◆ **TASK STATEMENT**
Using the listing below, report all lines holding the word "Mark".

* Begin LISTING *

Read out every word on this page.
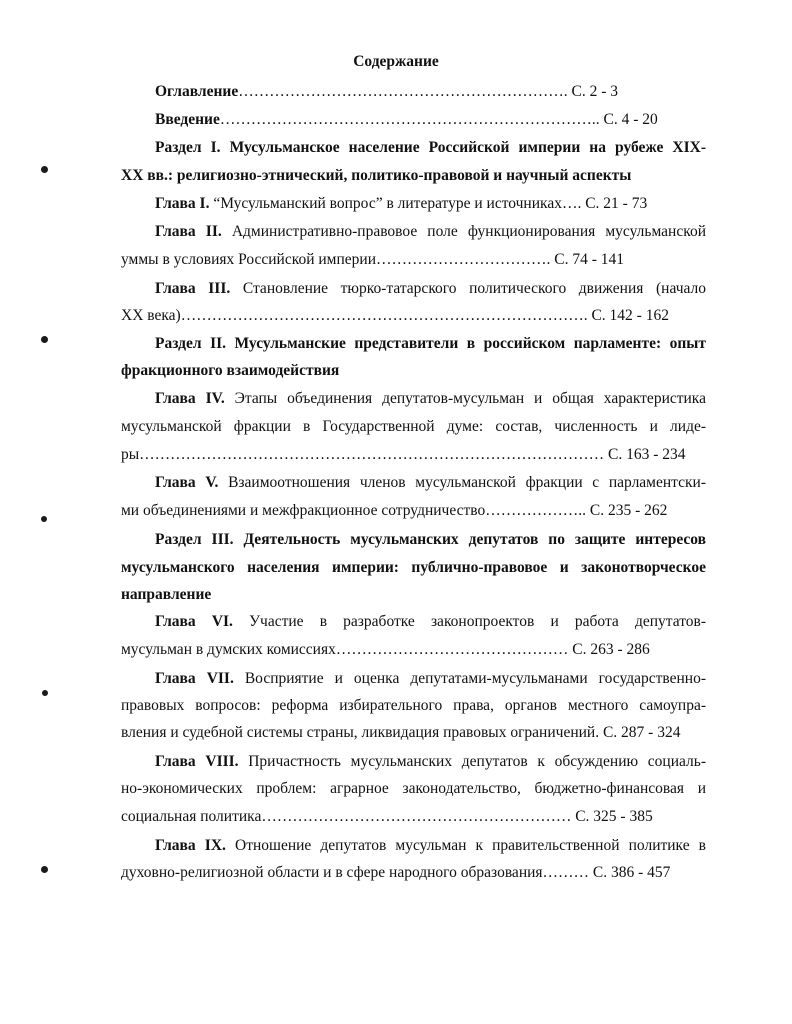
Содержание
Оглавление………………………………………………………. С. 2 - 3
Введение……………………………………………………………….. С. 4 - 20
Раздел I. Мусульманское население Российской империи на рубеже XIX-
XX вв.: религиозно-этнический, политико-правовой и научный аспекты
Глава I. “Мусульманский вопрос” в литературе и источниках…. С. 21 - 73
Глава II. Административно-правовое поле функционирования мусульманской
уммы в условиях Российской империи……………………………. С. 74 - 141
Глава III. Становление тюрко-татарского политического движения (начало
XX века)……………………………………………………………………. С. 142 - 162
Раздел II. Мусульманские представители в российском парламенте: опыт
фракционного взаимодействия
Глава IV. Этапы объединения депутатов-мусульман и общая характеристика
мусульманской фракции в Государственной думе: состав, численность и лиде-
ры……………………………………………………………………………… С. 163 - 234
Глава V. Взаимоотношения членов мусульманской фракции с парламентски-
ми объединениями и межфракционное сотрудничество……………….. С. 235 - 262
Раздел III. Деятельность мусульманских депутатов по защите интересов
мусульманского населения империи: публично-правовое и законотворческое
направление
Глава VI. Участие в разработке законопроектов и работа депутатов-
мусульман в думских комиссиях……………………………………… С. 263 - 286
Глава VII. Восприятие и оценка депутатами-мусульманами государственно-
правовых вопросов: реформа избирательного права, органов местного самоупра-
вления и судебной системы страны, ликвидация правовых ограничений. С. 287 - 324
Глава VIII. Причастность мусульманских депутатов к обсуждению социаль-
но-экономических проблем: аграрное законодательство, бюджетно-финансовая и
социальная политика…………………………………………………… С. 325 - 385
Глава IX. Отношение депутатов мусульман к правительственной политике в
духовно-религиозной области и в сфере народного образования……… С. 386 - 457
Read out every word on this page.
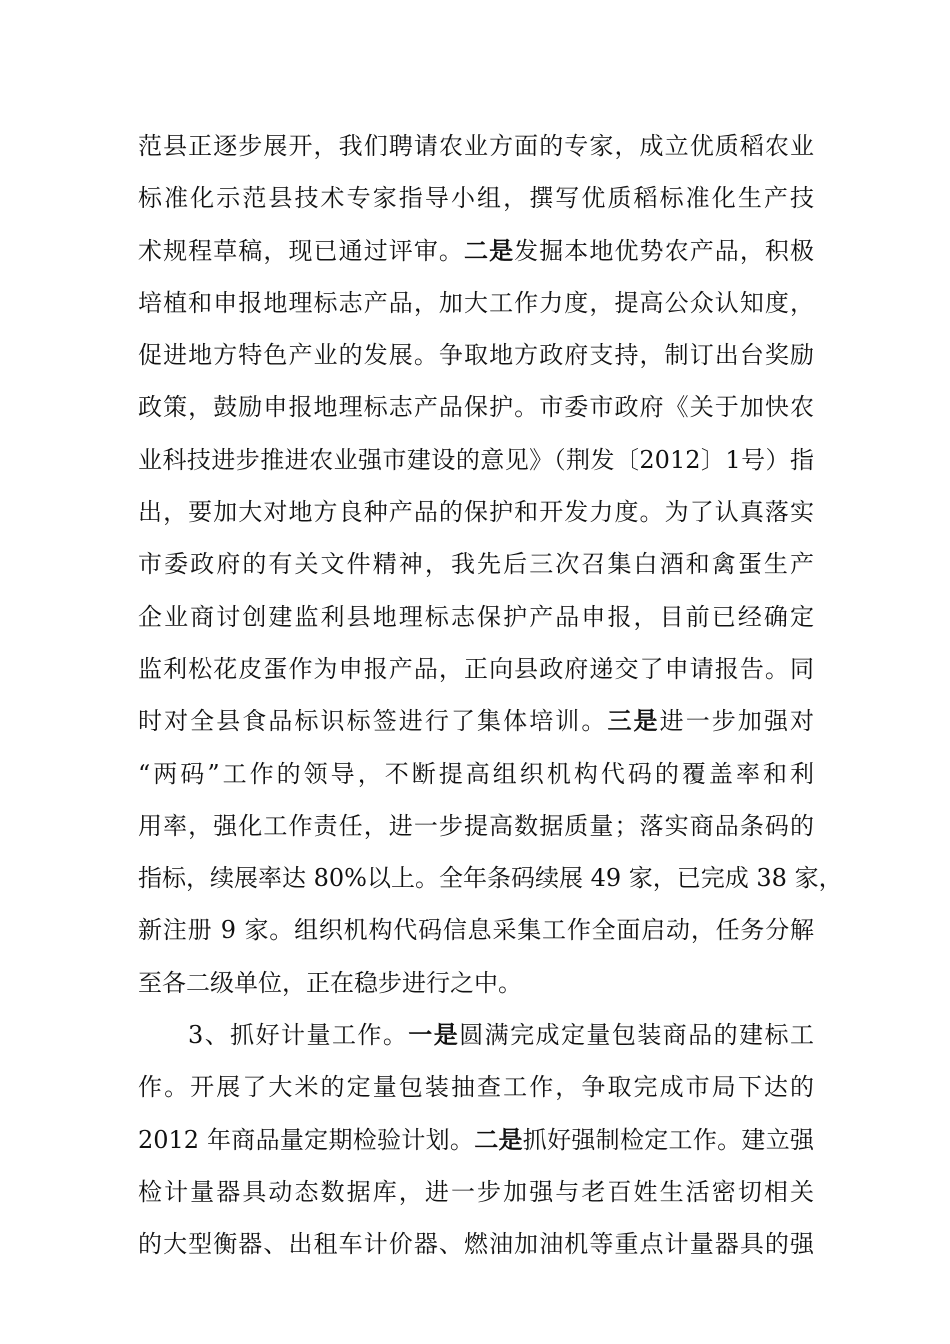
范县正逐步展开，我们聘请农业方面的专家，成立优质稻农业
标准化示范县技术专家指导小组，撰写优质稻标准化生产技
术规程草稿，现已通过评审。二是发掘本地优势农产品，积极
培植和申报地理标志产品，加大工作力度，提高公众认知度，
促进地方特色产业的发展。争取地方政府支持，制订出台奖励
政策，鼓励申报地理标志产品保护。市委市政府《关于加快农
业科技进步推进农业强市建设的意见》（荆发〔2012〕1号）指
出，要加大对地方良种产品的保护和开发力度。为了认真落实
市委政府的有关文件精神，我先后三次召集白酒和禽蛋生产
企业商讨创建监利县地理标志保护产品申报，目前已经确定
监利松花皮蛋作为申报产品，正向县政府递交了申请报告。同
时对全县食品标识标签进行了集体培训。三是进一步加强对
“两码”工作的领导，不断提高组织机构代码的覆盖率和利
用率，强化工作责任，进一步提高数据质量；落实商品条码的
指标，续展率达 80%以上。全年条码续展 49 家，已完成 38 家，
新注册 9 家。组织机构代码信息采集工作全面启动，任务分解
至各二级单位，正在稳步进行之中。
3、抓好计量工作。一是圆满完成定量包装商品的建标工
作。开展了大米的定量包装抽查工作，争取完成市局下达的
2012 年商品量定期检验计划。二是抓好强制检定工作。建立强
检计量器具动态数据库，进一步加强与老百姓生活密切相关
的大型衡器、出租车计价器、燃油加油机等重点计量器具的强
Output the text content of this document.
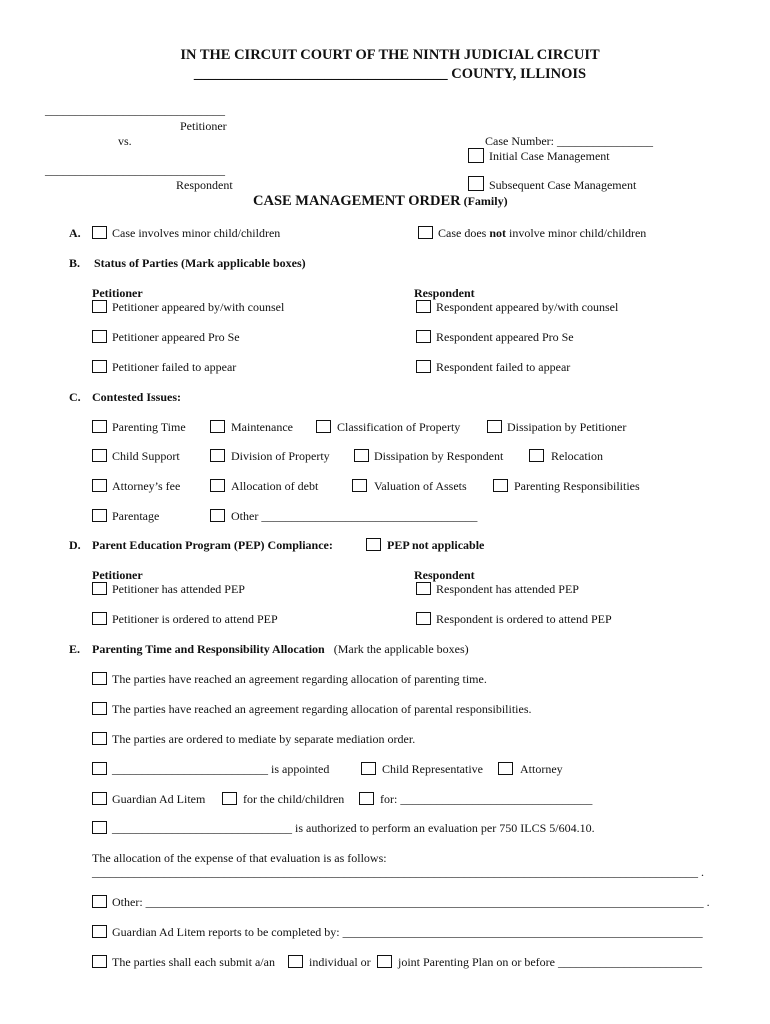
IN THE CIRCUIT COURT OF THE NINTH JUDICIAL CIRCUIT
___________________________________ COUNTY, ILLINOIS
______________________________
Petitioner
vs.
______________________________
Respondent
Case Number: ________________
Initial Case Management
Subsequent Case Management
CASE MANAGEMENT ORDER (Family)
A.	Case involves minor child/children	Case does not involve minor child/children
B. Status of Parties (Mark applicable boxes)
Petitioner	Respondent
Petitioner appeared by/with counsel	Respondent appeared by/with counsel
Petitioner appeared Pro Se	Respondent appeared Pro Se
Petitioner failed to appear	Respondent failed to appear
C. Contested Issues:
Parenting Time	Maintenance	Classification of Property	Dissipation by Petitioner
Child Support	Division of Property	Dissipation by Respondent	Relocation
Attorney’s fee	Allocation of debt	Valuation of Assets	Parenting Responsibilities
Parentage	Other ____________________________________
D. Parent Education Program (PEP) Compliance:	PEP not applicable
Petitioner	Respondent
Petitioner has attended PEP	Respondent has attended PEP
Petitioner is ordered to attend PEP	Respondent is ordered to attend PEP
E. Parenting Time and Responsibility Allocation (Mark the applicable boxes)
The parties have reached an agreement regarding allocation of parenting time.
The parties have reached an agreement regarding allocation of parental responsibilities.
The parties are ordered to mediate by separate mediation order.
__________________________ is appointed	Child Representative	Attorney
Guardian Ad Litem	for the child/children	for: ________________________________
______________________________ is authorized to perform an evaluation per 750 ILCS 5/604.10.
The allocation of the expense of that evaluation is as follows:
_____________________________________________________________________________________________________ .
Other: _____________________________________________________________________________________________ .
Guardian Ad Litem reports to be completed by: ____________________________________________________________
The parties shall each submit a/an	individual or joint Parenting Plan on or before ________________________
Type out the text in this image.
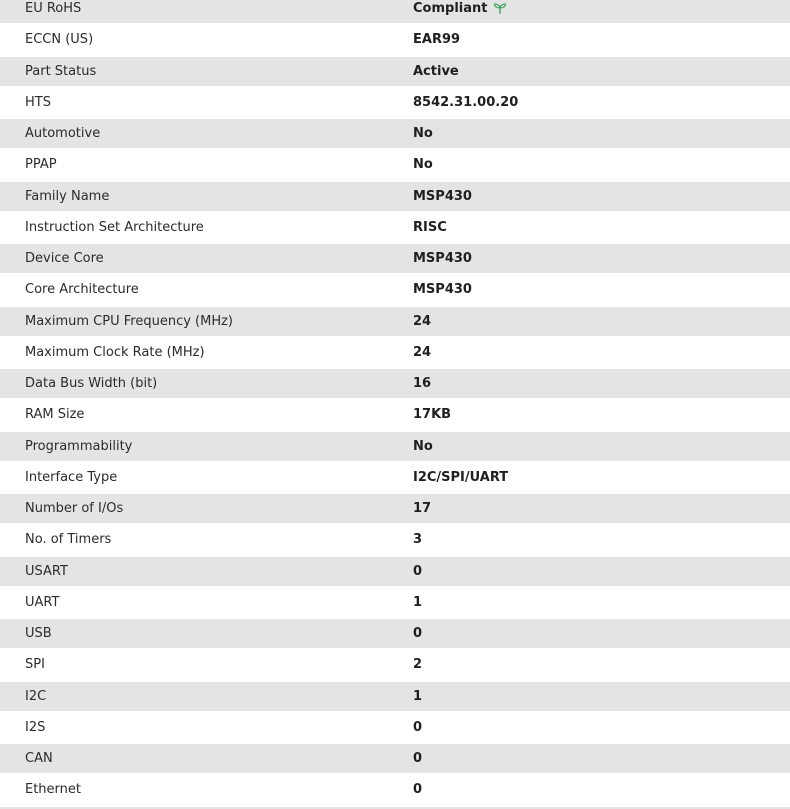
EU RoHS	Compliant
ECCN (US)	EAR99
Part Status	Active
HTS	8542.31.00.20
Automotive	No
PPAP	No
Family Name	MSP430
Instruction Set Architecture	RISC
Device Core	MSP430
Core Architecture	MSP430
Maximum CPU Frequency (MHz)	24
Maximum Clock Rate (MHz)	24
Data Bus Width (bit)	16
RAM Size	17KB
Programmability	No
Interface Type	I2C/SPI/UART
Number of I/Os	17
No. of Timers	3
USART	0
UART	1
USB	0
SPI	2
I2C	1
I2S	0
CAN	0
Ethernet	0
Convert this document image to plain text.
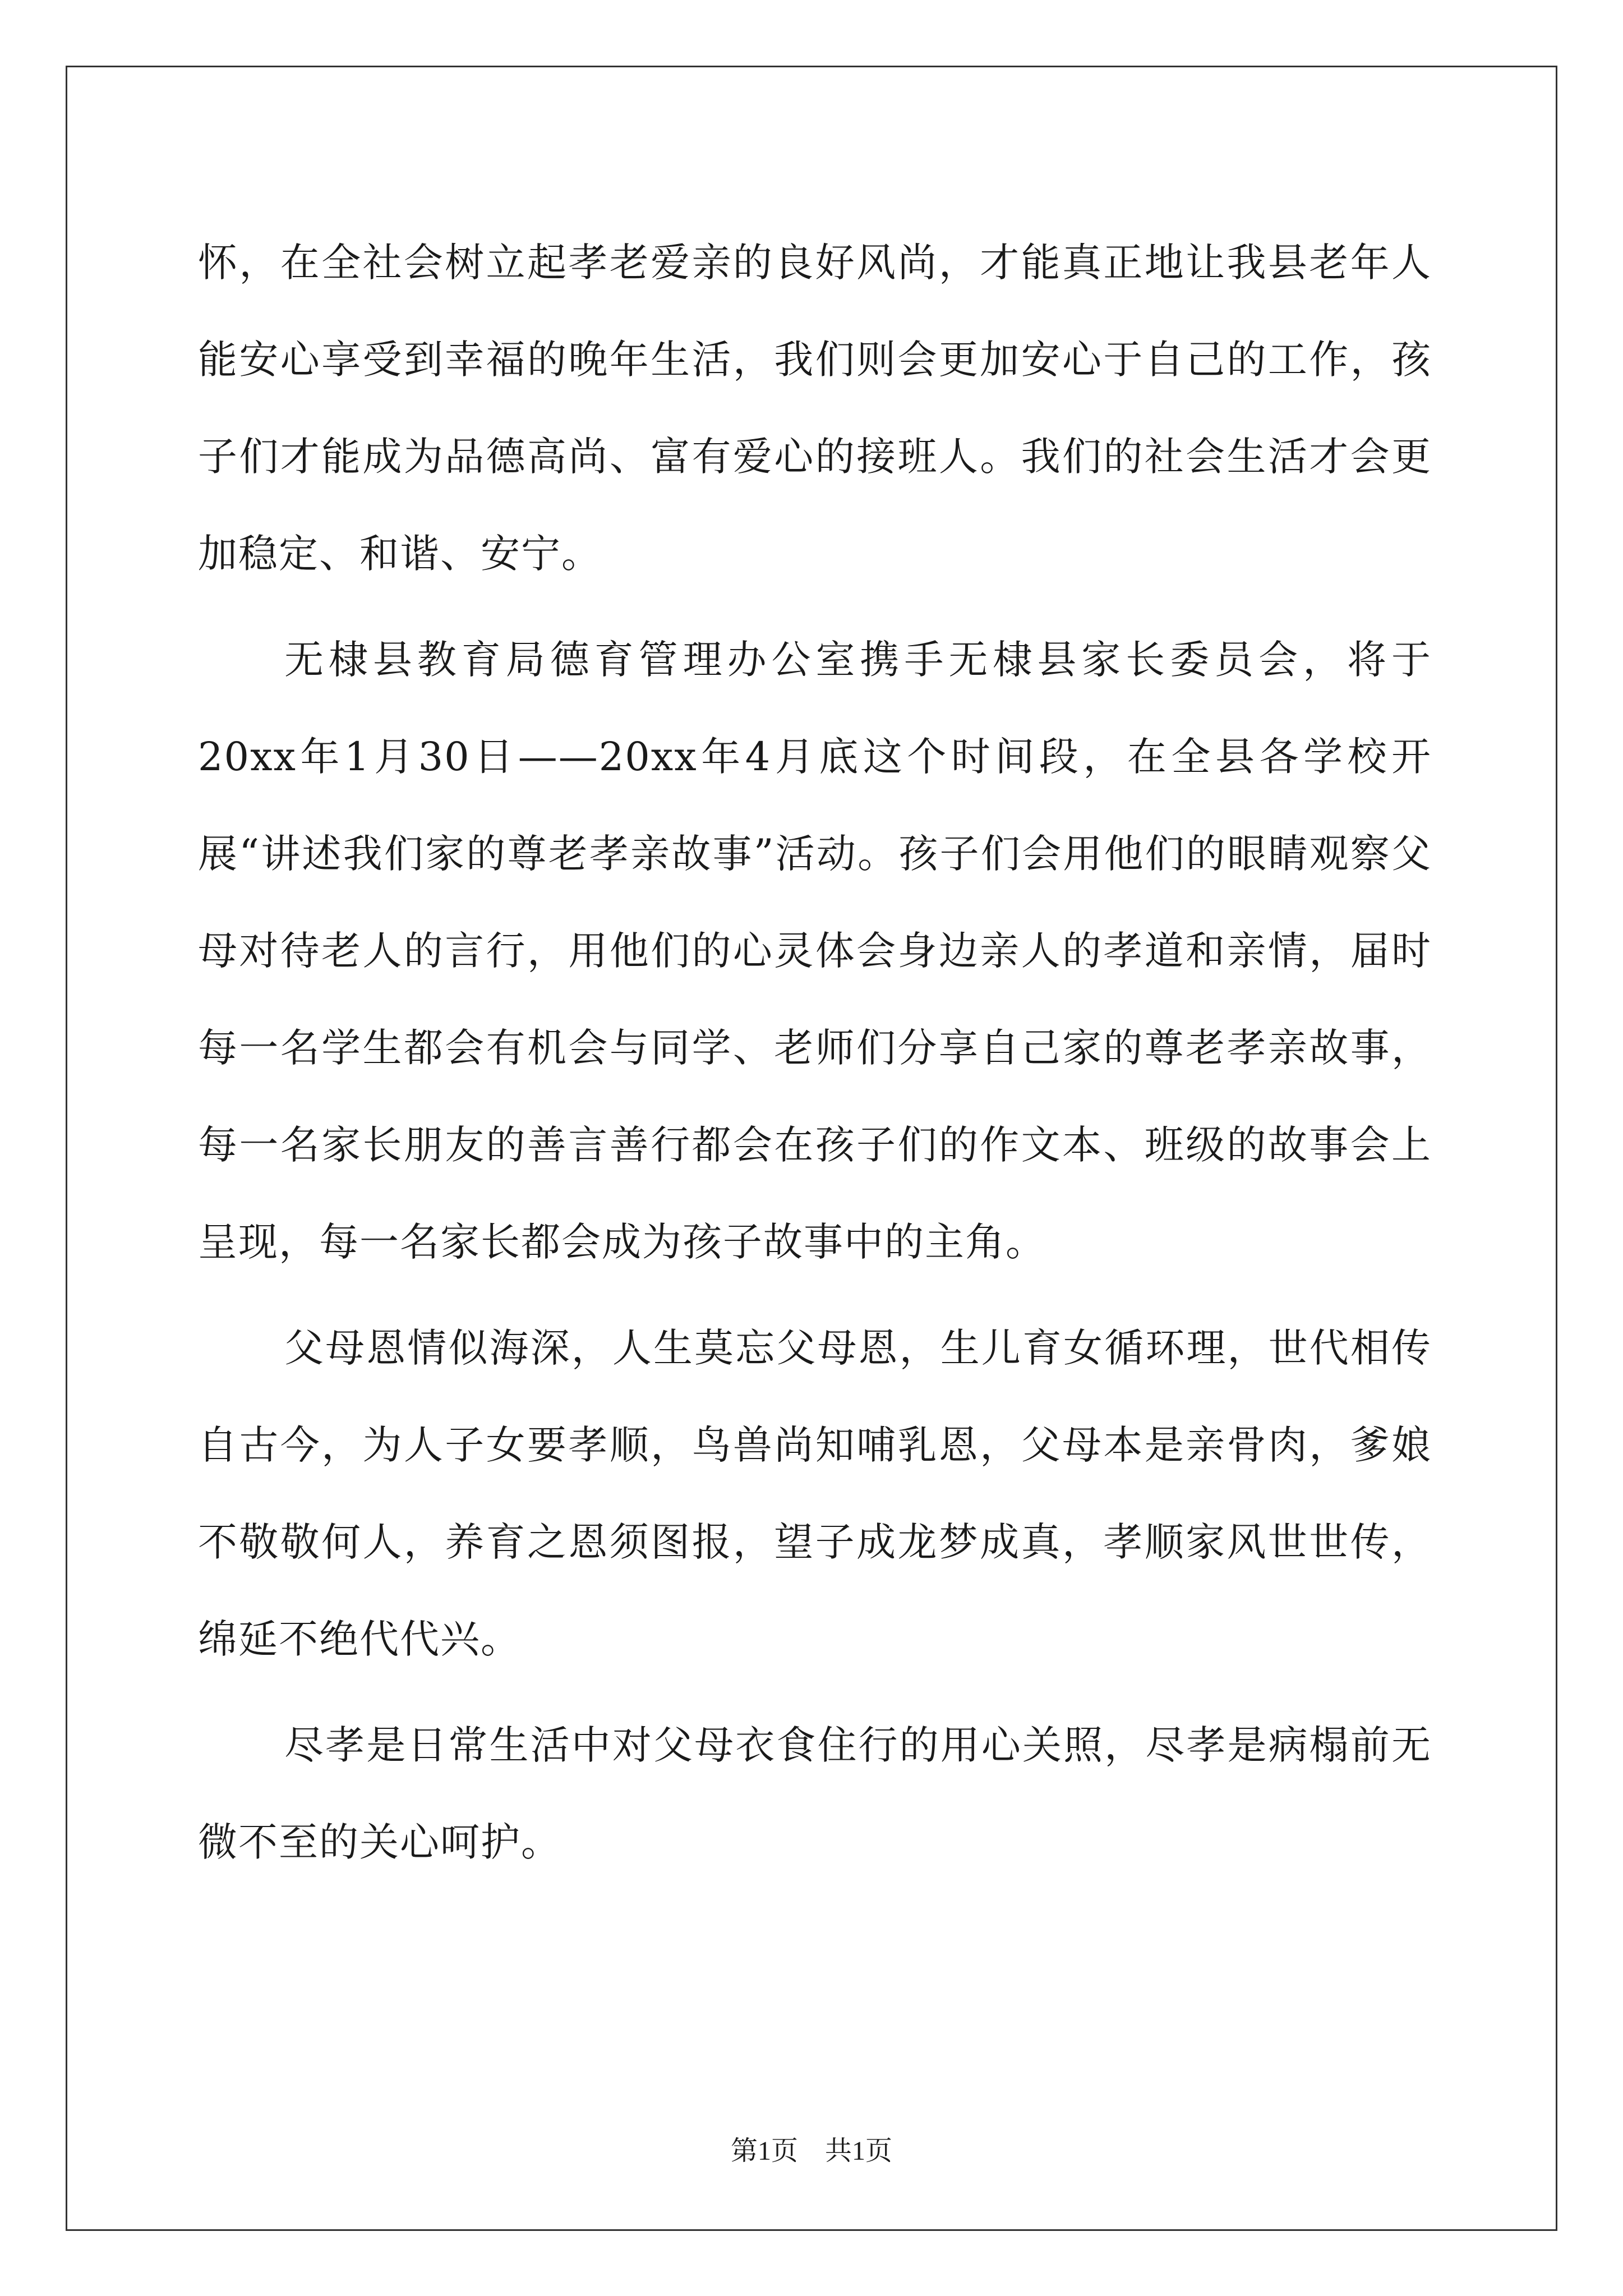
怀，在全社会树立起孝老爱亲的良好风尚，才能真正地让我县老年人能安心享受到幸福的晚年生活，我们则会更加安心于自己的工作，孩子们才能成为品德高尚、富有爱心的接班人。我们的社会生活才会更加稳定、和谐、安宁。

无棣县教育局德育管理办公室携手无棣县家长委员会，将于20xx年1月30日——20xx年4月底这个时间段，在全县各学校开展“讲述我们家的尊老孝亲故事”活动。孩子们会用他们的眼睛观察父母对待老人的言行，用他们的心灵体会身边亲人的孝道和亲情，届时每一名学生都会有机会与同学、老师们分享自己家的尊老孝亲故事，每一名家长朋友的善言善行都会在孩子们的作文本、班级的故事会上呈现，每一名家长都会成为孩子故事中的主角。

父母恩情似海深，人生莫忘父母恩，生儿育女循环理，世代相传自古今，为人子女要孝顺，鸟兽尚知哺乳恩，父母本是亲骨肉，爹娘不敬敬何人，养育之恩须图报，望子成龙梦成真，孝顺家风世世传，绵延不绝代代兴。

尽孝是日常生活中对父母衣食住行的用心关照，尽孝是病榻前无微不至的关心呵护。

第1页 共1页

* End LISTING *

◆ **SOLVED EXERCISE**
B. Status of Parties (Mark applicable boxes)
E. Parenting Time and Responsibility Allocation (Mark the applicable boxes)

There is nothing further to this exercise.